→ **TASK INPUTS**
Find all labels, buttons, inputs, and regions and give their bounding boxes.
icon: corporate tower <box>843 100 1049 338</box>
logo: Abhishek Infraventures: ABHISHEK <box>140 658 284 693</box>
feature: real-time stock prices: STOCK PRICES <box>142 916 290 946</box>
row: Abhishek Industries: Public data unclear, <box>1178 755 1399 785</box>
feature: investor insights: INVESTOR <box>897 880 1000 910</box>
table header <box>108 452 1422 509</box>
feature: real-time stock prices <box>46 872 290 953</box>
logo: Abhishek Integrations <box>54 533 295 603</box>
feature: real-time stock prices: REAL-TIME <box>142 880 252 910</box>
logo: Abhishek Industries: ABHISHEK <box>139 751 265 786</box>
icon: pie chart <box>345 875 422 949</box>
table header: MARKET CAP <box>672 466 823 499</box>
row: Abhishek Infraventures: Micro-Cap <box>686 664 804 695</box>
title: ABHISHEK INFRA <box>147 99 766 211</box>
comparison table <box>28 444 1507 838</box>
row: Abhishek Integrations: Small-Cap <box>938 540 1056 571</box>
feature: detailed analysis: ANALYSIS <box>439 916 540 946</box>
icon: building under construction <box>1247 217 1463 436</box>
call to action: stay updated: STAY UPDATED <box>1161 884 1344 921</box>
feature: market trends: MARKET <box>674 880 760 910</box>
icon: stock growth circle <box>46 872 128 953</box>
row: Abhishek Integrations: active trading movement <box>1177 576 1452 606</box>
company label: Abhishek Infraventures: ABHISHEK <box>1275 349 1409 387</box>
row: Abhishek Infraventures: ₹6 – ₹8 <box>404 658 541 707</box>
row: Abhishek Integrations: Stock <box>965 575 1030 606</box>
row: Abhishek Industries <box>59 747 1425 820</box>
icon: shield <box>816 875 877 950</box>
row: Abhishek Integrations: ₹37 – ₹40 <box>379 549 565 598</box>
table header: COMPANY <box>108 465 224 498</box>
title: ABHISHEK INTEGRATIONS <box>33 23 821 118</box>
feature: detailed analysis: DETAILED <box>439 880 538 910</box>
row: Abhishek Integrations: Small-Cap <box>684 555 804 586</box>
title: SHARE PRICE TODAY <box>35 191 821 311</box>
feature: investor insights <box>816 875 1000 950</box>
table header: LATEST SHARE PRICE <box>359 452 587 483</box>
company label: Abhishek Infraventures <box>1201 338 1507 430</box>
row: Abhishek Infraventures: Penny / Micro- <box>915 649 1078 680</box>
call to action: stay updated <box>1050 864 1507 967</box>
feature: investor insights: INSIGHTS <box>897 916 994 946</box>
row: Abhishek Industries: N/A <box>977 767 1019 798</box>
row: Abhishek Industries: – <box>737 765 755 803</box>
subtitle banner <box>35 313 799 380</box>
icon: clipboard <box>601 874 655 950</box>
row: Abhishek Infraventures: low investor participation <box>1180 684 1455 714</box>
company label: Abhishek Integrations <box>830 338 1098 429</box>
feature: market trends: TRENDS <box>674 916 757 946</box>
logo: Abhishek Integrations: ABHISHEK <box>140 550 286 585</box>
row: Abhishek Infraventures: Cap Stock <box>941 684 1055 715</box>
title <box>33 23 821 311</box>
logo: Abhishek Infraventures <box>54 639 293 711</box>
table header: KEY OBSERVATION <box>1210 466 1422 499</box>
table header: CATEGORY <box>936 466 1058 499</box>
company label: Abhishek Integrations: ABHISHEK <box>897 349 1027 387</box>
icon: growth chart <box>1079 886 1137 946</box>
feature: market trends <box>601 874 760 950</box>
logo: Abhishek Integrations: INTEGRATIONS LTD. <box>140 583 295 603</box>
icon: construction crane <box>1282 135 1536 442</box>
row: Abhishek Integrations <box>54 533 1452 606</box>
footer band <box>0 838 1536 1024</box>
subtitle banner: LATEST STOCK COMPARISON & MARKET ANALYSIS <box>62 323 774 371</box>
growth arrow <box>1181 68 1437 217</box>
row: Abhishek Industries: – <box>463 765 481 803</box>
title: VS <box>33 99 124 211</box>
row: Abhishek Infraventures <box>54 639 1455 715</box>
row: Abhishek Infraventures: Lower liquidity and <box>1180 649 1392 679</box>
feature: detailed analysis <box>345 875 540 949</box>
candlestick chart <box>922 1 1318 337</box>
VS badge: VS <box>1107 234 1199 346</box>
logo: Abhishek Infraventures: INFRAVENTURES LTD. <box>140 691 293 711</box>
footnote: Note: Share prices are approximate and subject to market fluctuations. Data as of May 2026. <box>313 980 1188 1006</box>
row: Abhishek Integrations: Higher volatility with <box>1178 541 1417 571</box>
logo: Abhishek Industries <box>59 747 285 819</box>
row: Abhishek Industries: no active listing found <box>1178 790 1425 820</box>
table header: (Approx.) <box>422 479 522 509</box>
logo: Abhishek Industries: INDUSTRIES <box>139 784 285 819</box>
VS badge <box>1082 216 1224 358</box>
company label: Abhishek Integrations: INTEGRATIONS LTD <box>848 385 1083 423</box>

→ **INSTRUCTIONS FOR THE TASK**
Retype the whole listing above verbatim, line by line from the first to the last.

→ **PROBLEM SOLUTION**
Find all labels, buttons, inputs, and regions and give their bounding boxes.
icon: corporate tower <box>843 100 1049 338</box>
logo: Abhishek Infraventures: ABHISHEK <box>140 658 284 693</box>
feature: real-time stock prices: STOCK PRICES <box>142 916 290 946</box>
row: Abhishek Industries: Public data unclear, <box>1178 755 1399 785</box>
feature: investor insights: INVESTOR <box>897 880 1000 910</box>
table header <box>108 452 1422 509</box>
feature: real-time stock prices <box>46 872 290 953</box>
logo: Abhishek Integrations <box>54 533 295 603</box>
feature: real-time stock prices: REAL-TIME <box>142 880 252 910</box>
logo: Abhishek Industries: ABHISHEK <box>139 751 265 786</box>
icon: pie chart <box>345 875 422 949</box>
table header: MARKET CAP <box>672 466 823 499</box>
row: Abhishek Infraventures: Micro-Cap <box>686 664 804 695</box>
title: ABHISHEK INFRA <box>147 99 766 211</box>
comparison table <box>28 444 1507 838</box>
row: Abhishek Integrations: Small-Cap <box>938 540 1056 571</box>
feature: detailed analysis: ANALYSIS <box>439 916 540 946</box>
icon: building under construction <box>1247 217 1463 436</box>
call to action: stay updated: STAY UPDATED <box>1161 884 1344 921</box>
feature: market trends: MARKET <box>674 880 760 910</box>
icon: stock growth circle <box>46 872 128 953</box>
row: Abhishek Integrations: active trading movement <box>1177 576 1452 606</box>
company label: Abhishek Infraventures: ABHISHEK <box>1275 349 1409 387</box>
row: Abhishek Infraventures: ₹6 – ₹8 <box>404 658 541 707</box>
row: Abhishek Integrations: Stock <box>965 575 1030 606</box>
row: Abhishek Industries <box>59 747 1425 820</box>
icon: shield <box>816 875 877 950</box>
row: Abhishek Integrations: ₹37 – ₹40 <box>379 549 565 598</box>
table header: COMPANY <box>108 465 224 498</box>
title: ABHISHEK INTEGRATIONS <box>33 23 821 118</box>
feature: detailed analysis: DETAILED <box>439 880 538 910</box>
row: Abhishek Integrations: Small-Cap <box>684 555 804 586</box>
title: SHARE PRICE TODAY <box>35 191 821 311</box>
feature: investor insights <box>816 875 1000 950</box>
table header: LATEST SHARE PRICE <box>359 452 587 483</box>
company label: Abhishek Infraventures <box>1201 338 1507 430</box>
row: Abhishek Infraventures: Penny / Micro- <box>915 649 1078 680</box>
call to action: stay updated <box>1050 864 1507 967</box>
feature: investor insights: INSIGHTS <box>897 916 994 946</box>
row: Abhishek Industries: N/A <box>977 767 1019 798</box>
row: Abhishek Industries: – <box>737 765 755 803</box>
subtitle banner <box>35 313 799 380</box>
icon: clipboard <box>601 874 655 950</box>
row: Abhishek Infraventures: low investor participation <box>1180 684 1455 714</box>
company label: Abhishek Integrations <box>830 338 1098 429</box>
feature: market trends: TRENDS <box>674 916 757 946</box>
logo: Abhishek Integrations: ABHISHEK <box>140 550 286 585</box>
row: Abhishek Infraventures: Cap Stock <box>941 684 1055 715</box>
title <box>33 23 821 311</box>
logo: Abhishek Infraventures <box>54 639 293 711</box>
table header: KEY OBSERVATION <box>1210 466 1422 499</box>
table header: CATEGORY <box>936 466 1058 499</box>
company label: Abhishek Integrations: ABHISHEK <box>897 349 1027 387</box>
icon: growth chart <box>1079 886 1137 946</box>
feature: market trends <box>601 874 760 950</box>
logo: Abhishek Integrations: INTEGRATIONS LTD. <box>140 583 295 603</box>
icon: construction crane <box>1282 135 1536 442</box>
row: Abhishek Integrations <box>54 533 1452 606</box>
footer band <box>0 838 1536 1024</box>
subtitle banner: LATEST STOCK COMPARISON & MARKET ANALYSIS <box>62 323 774 371</box>
growth arrow <box>1181 68 1437 217</box>
row: Abhishek Industries: – <box>463 765 481 803</box>
title: VS <box>33 99 124 211</box>
row: Abhishek Infraventures <box>54 639 1455 715</box>
row: Abhishek Infraventures: Lower liquidity and <box>1180 649 1392 679</box>
feature: detailed analysis <box>345 875 540 949</box>
candlestick chart <box>922 1 1318 337</box>
VS badge: VS <box>1107 234 1199 346</box>
logo: Abhishek Infraventures: INFRAVENTURES LTD. <box>140 691 293 711</box>
footnote: Note: Share prices are approximate and subject to market fluctuations. Data as of May 2026. <box>313 980 1188 1006</box>
row: Abhishek Integrations: Higher volatility with <box>1178 541 1417 571</box>
logo: Abhishek Industries <box>59 747 285 819</box>
row: Abhishek Industries: no active listing found <box>1178 790 1425 820</box>
table header: (Approx.) <box>422 479 522 509</box>
logo: Abhishek Industries: INDUSTRIES <box>139 784 285 819</box>
VS badge <box>1082 216 1224 358</box>
company label: Abhishek Integrations: INTEGRATIONS LTD <box>848 385 1083 423</box>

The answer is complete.